======== RECORD SET ========

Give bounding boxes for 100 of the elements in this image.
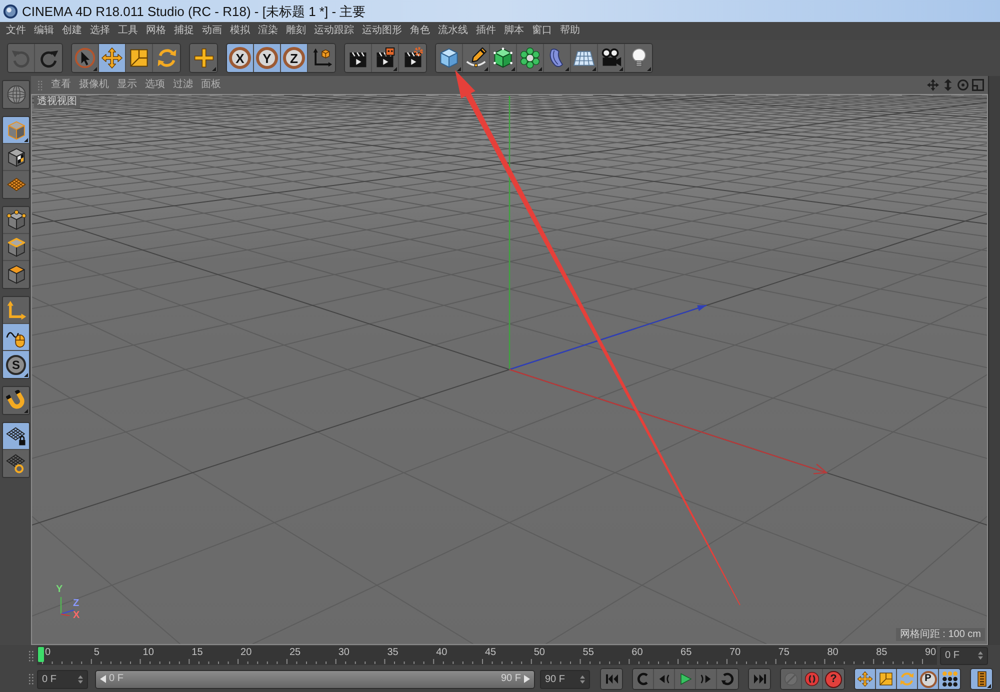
frame-number: 0 bbox=[45, 648, 51, 658]
menu-item[interactable]: 捕捉 bbox=[174, 26, 194, 36]
frame-field[interactable]: 0 F bbox=[940, 646, 988, 664]
key-point-level-button[interactable] bbox=[939, 669, 960, 689]
current-frame-field[interactable]: 0 F bbox=[37, 670, 88, 688]
menu-item[interactable]: 工具 bbox=[118, 26, 138, 36]
menu-item[interactable]: 运动图形 bbox=[362, 26, 402, 36]
spinner-arrows-icon[interactable] bbox=[978, 651, 983, 660]
key-rotation-button[interactable] bbox=[897, 669, 918, 689]
menu-item[interactable]: 编辑 bbox=[34, 26, 54, 36]
frame-number: 5 bbox=[94, 648, 100, 658]
menu-item[interactable]: 创建 bbox=[62, 26, 82, 36]
corner-triangle-icon bbox=[212, 67, 216, 71]
frame-number: 70 bbox=[729, 648, 741, 658]
viewport-menu-item[interactable]: 显示 bbox=[117, 80, 137, 90]
menu-item[interactable]: 流水线 bbox=[438, 26, 468, 36]
menu-item[interactable]: 角色 bbox=[410, 26, 430, 36]
move-tool-button[interactable] bbox=[99, 44, 126, 72]
rotate-arrows-icon bbox=[156, 47, 178, 69]
grip-icon[interactable] bbox=[28, 650, 34, 662]
viewport-menu-item[interactable]: 查看 bbox=[51, 80, 71, 90]
frame-number: 65 bbox=[680, 648, 692, 658]
menu-item[interactable]: 渲染 bbox=[258, 26, 278, 36]
menu-item[interactable]: 模拟 bbox=[230, 26, 250, 36]
grid-spacing-label: 网格间距 : 100 cm bbox=[896, 628, 985, 641]
render-view-button[interactable] bbox=[345, 44, 372, 72]
flower-icon bbox=[519, 47, 541, 69]
viewport-label: 透视视图 bbox=[34, 96, 80, 108]
key-parameter-button[interactable]: P bbox=[918, 669, 939, 689]
dot-grid-icon bbox=[942, 671, 958, 687]
model-mode-button[interactable] bbox=[3, 117, 29, 144]
question-key-button[interactable]: ? bbox=[823, 669, 844, 689]
axis-mode-button[interactable] bbox=[3, 297, 29, 324]
axis-lock-button[interactable]: Z bbox=[281, 44, 308, 72]
menu-item[interactable]: 脚本 bbox=[504, 26, 524, 36]
previous-key-button[interactable] bbox=[633, 669, 654, 689]
cursor-ring-icon bbox=[74, 47, 96, 69]
frame-number: 30 bbox=[338, 648, 350, 658]
frame-number: 20 bbox=[240, 648, 252, 658]
range-slider[interactable]: 0 F 90 F bbox=[95, 670, 535, 688]
pan-view-icon[interactable] bbox=[927, 79, 939, 91]
grip-icon[interactable] bbox=[28, 672, 34, 686]
axis-lock-button[interactable]: X bbox=[227, 44, 254, 72]
viewport-menu-item[interactable]: 摄像机 bbox=[79, 80, 109, 90]
zoom-view-icon[interactable] bbox=[942, 79, 954, 91]
grid-lock-icon bbox=[6, 426, 26, 446]
viewport-menu-item[interactable]: 过滤 bbox=[173, 80, 193, 90]
menu-item[interactable]: 文件 bbox=[6, 26, 26, 36]
viewport-canvas[interactable]: 透视视图 Y Z X 网格间距 : 100 cm bbox=[31, 94, 988, 645]
locked-workplane-button[interactable] bbox=[3, 423, 29, 450]
cube-object-button[interactable] bbox=[436, 44, 463, 72]
viewport-menu-item[interactable]: 面板 bbox=[201, 80, 221, 90]
cube-face-icon bbox=[6, 264, 26, 285]
axis-lock-button[interactable]: Y bbox=[254, 44, 281, 72]
menu-item[interactable]: 帮助 bbox=[560, 26, 580, 36]
menu-item[interactable]: 选择 bbox=[90, 26, 110, 36]
frame-number: 10 bbox=[142, 648, 154, 658]
magnet-icon bbox=[6, 390, 26, 411]
cage-cube-icon bbox=[492, 47, 514, 69]
points-mode-button[interactable] bbox=[3, 207, 29, 234]
cube-icon bbox=[6, 120, 26, 140]
floor-button[interactable] bbox=[571, 44, 598, 72]
rotate-arrows-icon bbox=[899, 671, 915, 687]
solo-button[interactable]: S bbox=[3, 351, 29, 378]
end-frame-field[interactable]: 90 F bbox=[540, 670, 590, 688]
scale-square-icon bbox=[128, 47, 150, 69]
key-scale-button[interactable] bbox=[876, 669, 897, 689]
tweak-mode-button[interactable] bbox=[3, 324, 29, 351]
cloner-button[interactable] bbox=[517, 44, 544, 72]
spinner-arrows-icon[interactable] bbox=[580, 674, 585, 684]
live-select-button[interactable] bbox=[72, 44, 99, 72]
app-logo-icon bbox=[3, 4, 18, 18]
menu-item[interactable]: 插件 bbox=[476, 26, 496, 36]
grip-icon[interactable] bbox=[37, 80, 43, 90]
menu-item[interactable]: 窗口 bbox=[532, 26, 552, 36]
right-triangle-icon[interactable] bbox=[524, 675, 530, 683]
menu-item[interactable]: 雕刻 bbox=[286, 26, 306, 36]
move-arrows-icon bbox=[857, 671, 873, 687]
menu-item[interactable]: 动画 bbox=[202, 26, 222, 36]
pen-tool-button[interactable] bbox=[463, 44, 490, 72]
timeline-ruler[interactable]: 0 5 10 15 20 25 30 35 40 45 50 55 60 65 70 75 80 85 90 bbox=[37, 646, 937, 665]
key-position-button[interactable] bbox=[855, 669, 876, 689]
cube-points-icon bbox=[6, 210, 26, 230]
autokey-button[interactable] bbox=[802, 669, 823, 689]
frame-number: 60 bbox=[632, 648, 643, 658]
arc-icon bbox=[720, 671, 736, 687]
slashed-circle-icon bbox=[783, 671, 799, 687]
switch-view-icon[interactable] bbox=[972, 79, 984, 91]
cube-edges-icon bbox=[6, 236, 26, 258]
menu-item[interactable]: 运动跟踪 bbox=[314, 26, 354, 36]
pen-nib-icon bbox=[465, 47, 487, 69]
frame-number: 55 bbox=[582, 648, 594, 658]
corner-triangle-icon bbox=[647, 67, 651, 71]
left-triangle-icon[interactable] bbox=[100, 675, 106, 683]
menu-item[interactable]: 网格 bbox=[146, 26, 166, 36]
rotate-view-icon[interactable] bbox=[957, 79, 969, 91]
spinner-arrows-icon[interactable] bbox=[78, 674, 83, 684]
playhead-marker[interactable] bbox=[38, 647, 44, 662]
viewport-menu-item[interactable]: 选项 bbox=[145, 80, 165, 90]
axis-letter: X bbox=[73, 611, 80, 621]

========

PROMPT:
Please update the listing above by changing every "frame-number" to "frame-label" and keeping everything else unchanged. Omit the pictures from your answer.

TASK SOLUTION:
Give bounding boxes for 100 of the elements in this image.
frame-label: 0 bbox=[45, 648, 51, 658]
menu-item[interactable]: 捕捉 bbox=[174, 26, 194, 36]
frame-field[interactable]: 0 F bbox=[940, 646, 988, 664]
key-point-level-button[interactable] bbox=[939, 669, 960, 689]
current-frame-field[interactable]: 0 F bbox=[37, 670, 88, 688]
menu-item[interactable]: 工具 bbox=[118, 26, 138, 36]
menu-item[interactable]: 运动图形 bbox=[362, 26, 402, 36]
spinner-arrows-icon[interactable] bbox=[978, 651, 983, 660]
key-rotation-button[interactable] bbox=[897, 669, 918, 689]
menu-item[interactable]: 编辑 bbox=[34, 26, 54, 36]
frame-label: 5 bbox=[94, 648, 100, 658]
menu-item[interactable]: 创建 bbox=[62, 26, 82, 36]
corner-triangle-icon bbox=[212, 67, 216, 71]
frame-label: 70 bbox=[729, 648, 741, 658]
viewport-menu-item[interactable]: 显示 bbox=[117, 80, 137, 90]
menu-item[interactable]: 流水线 bbox=[438, 26, 468, 36]
menu-item[interactable]: 角色 bbox=[410, 26, 430, 36]
move-tool-button[interactable] bbox=[99, 44, 126, 72]
rotate-arrows-icon bbox=[156, 47, 178, 69]
grip-icon[interactable] bbox=[28, 650, 34, 662]
viewport-menu-item[interactable]: 查看 bbox=[51, 80, 71, 90]
frame-label: 65 bbox=[680, 648, 692, 658]
menu-item[interactable]: 渲染 bbox=[258, 26, 278, 36]
menu-item[interactable]: 模拟 bbox=[230, 26, 250, 36]
grid-spacing-label: 网格间距 : 100 cm bbox=[896, 628, 985, 641]
render-view-button[interactable] bbox=[345, 44, 372, 72]
flower-icon bbox=[519, 47, 541, 69]
viewport-label: 透视视图 bbox=[34, 96, 80, 108]
key-parameter-button[interactable]: P bbox=[918, 669, 939, 689]
dot-grid-icon bbox=[942, 671, 958, 687]
model-mode-button[interactable] bbox=[3, 117, 29, 144]
question-key-button[interactable]: ? bbox=[823, 669, 844, 689]
axis-mode-button[interactable] bbox=[3, 297, 29, 324]
axis-lock-button[interactable]: Z bbox=[281, 44, 308, 72]
menu-item[interactable]: 脚本 bbox=[504, 26, 524, 36]
previous-key-button[interactable] bbox=[633, 669, 654, 689]
cursor-ring-icon bbox=[74, 47, 96, 69]
frame-label: 30 bbox=[338, 648, 350, 658]
frame-label: 20 bbox=[240, 648, 252, 658]
range-slider[interactable]: 0 F 90 F bbox=[95, 670, 535, 688]
pan-view-icon[interactable] bbox=[927, 79, 939, 91]
grip-icon[interactable] bbox=[28, 672, 34, 686]
axis-lock-button[interactable]: X bbox=[227, 44, 254, 72]
viewport-menu-item[interactable]: 摄像机 bbox=[79, 80, 109, 90]
zoom-view-icon[interactable] bbox=[942, 79, 954, 91]
grid-lock-icon bbox=[6, 426, 26, 446]
viewport-menu-item[interactable]: 过滤 bbox=[173, 80, 193, 90]
menu-item[interactable]: 文件 bbox=[6, 26, 26, 36]
viewport-canvas[interactable]: 透视视图 Y Z X 网格间距 : 100 cm bbox=[31, 94, 988, 645]
locked-workplane-button[interactable] bbox=[3, 423, 29, 450]
cube-object-button[interactable] bbox=[436, 44, 463, 72]
viewport-menu-item[interactable]: 面板 bbox=[201, 80, 221, 90]
cube-face-icon bbox=[6, 264, 26, 285]
axis-lock-button[interactable]: Y bbox=[254, 44, 281, 72]
menu-item[interactable]: 帮助 bbox=[560, 26, 580, 36]
menu-item[interactable]: 选择 bbox=[90, 26, 110, 36]
frame-label: 10 bbox=[142, 648, 154, 658]
magnet-icon bbox=[6, 390, 26, 411]
cage-cube-icon bbox=[492, 47, 514, 69]
points-mode-button[interactable] bbox=[3, 207, 29, 234]
cube-icon bbox=[6, 120, 26, 140]
floor-button[interactable] bbox=[571, 44, 598, 72]
rotate-arrows-icon bbox=[899, 671, 915, 687]
solo-button[interactable]: S bbox=[3, 351, 29, 378]
end-frame-field[interactable]: 90 F bbox=[540, 670, 590, 688]
scale-square-icon bbox=[128, 47, 150, 69]
key-scale-button[interactable] bbox=[876, 669, 897, 689]
tweak-mode-button[interactable] bbox=[3, 324, 29, 351]
cloner-button[interactable] bbox=[517, 44, 544, 72]
spinner-arrows-icon[interactable] bbox=[580, 674, 585, 684]
live-select-button[interactable] bbox=[72, 44, 99, 72]
app-logo-icon bbox=[3, 4, 18, 18]
menu-item[interactable]: 插件 bbox=[476, 26, 496, 36]
grip-icon[interactable] bbox=[37, 80, 43, 90]
menu-item[interactable]: 窗口 bbox=[532, 26, 552, 36]
right-triangle-icon[interactable] bbox=[524, 675, 530, 683]
menu-item[interactable]: 雕刻 bbox=[286, 26, 306, 36]
move-arrows-icon bbox=[857, 671, 873, 687]
menu-item[interactable]: 动画 bbox=[202, 26, 222, 36]
pen-tool-button[interactable] bbox=[463, 44, 490, 72]
timeline-ruler[interactable]: 0 5 10 15 20 25 30 35 40 45 50 55 60 65 70 75 80 85 90 bbox=[37, 646, 937, 665]
key-position-button[interactable] bbox=[855, 669, 876, 689]
cube-points-icon bbox=[6, 210, 26, 230]
autokey-button[interactable] bbox=[802, 669, 823, 689]
frame-label: 60 bbox=[632, 648, 643, 658]
arc-icon bbox=[720, 671, 736, 687]
slashed-circle-icon bbox=[783, 671, 799, 687]
switch-view-icon[interactable] bbox=[972, 79, 984, 91]
cube-edges-icon bbox=[6, 236, 26, 258]
menu-item[interactable]: 运动跟踪 bbox=[314, 26, 354, 36]
pen-nib-icon bbox=[465, 47, 487, 69]
frame-label: 55 bbox=[582, 648, 594, 658]
corner-triangle-icon bbox=[647, 67, 651, 71]
left-triangle-icon[interactable] bbox=[100, 675, 106, 683]
menu-item[interactable]: 网格 bbox=[146, 26, 166, 36]
rotate-view-icon[interactable] bbox=[957, 79, 969, 91]
spinner-arrows-icon[interactable] bbox=[78, 674, 83, 684]
playhead-marker[interactable] bbox=[38, 647, 44, 662]
viewport-menu-item[interactable]: 选项 bbox=[145, 80, 165, 90]
axis-letter: X bbox=[73, 611, 80, 621]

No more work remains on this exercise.